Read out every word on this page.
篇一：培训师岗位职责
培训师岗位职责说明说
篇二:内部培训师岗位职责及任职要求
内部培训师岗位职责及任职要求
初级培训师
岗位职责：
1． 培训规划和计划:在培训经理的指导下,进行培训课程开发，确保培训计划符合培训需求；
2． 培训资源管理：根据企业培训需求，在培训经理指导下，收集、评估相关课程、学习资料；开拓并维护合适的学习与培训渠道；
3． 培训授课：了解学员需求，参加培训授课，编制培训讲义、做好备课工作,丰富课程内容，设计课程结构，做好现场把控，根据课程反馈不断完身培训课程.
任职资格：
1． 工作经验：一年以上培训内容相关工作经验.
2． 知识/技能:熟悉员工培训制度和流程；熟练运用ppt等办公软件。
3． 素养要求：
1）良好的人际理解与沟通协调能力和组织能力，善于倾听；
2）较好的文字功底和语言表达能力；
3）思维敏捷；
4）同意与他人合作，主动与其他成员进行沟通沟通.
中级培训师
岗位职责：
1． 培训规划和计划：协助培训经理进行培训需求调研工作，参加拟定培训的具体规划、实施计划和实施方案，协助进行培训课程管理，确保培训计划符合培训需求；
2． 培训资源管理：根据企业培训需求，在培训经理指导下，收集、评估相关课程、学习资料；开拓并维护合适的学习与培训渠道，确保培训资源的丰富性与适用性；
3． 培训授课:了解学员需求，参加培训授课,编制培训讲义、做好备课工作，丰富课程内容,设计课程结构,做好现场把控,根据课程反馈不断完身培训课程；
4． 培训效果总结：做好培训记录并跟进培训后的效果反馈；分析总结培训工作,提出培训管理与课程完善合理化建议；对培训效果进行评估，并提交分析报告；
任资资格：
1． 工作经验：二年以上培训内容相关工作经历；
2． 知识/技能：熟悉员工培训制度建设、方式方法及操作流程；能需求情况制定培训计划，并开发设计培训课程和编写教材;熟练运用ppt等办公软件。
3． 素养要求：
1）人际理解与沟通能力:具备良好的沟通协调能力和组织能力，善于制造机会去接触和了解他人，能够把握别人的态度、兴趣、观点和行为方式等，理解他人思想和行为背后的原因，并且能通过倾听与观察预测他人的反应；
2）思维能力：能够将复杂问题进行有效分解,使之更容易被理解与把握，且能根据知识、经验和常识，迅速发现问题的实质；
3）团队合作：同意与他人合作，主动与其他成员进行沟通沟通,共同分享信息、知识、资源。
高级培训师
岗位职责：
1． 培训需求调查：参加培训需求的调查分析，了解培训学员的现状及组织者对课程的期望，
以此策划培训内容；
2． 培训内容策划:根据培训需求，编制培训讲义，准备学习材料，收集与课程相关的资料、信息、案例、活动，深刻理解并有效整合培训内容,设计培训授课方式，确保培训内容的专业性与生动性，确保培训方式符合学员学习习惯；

* * *

[Prompt]: Find the word "了解学员需求" in the material, then list each line that holds it.

[The result]:
3． 培训授课：了解学员需求，参加培训授课，编制培训讲义、做好备课工作,丰富课程内容，设计课程结构，做好现场把控，根据课程反馈不断完身培训课程.
3． 培训授课:了解学员需求，参加培训授课,编制培训讲义、做好备课工作，丰富课程内容,设计课程结构,做好现场把控,根据课程反馈不断完身培训课程；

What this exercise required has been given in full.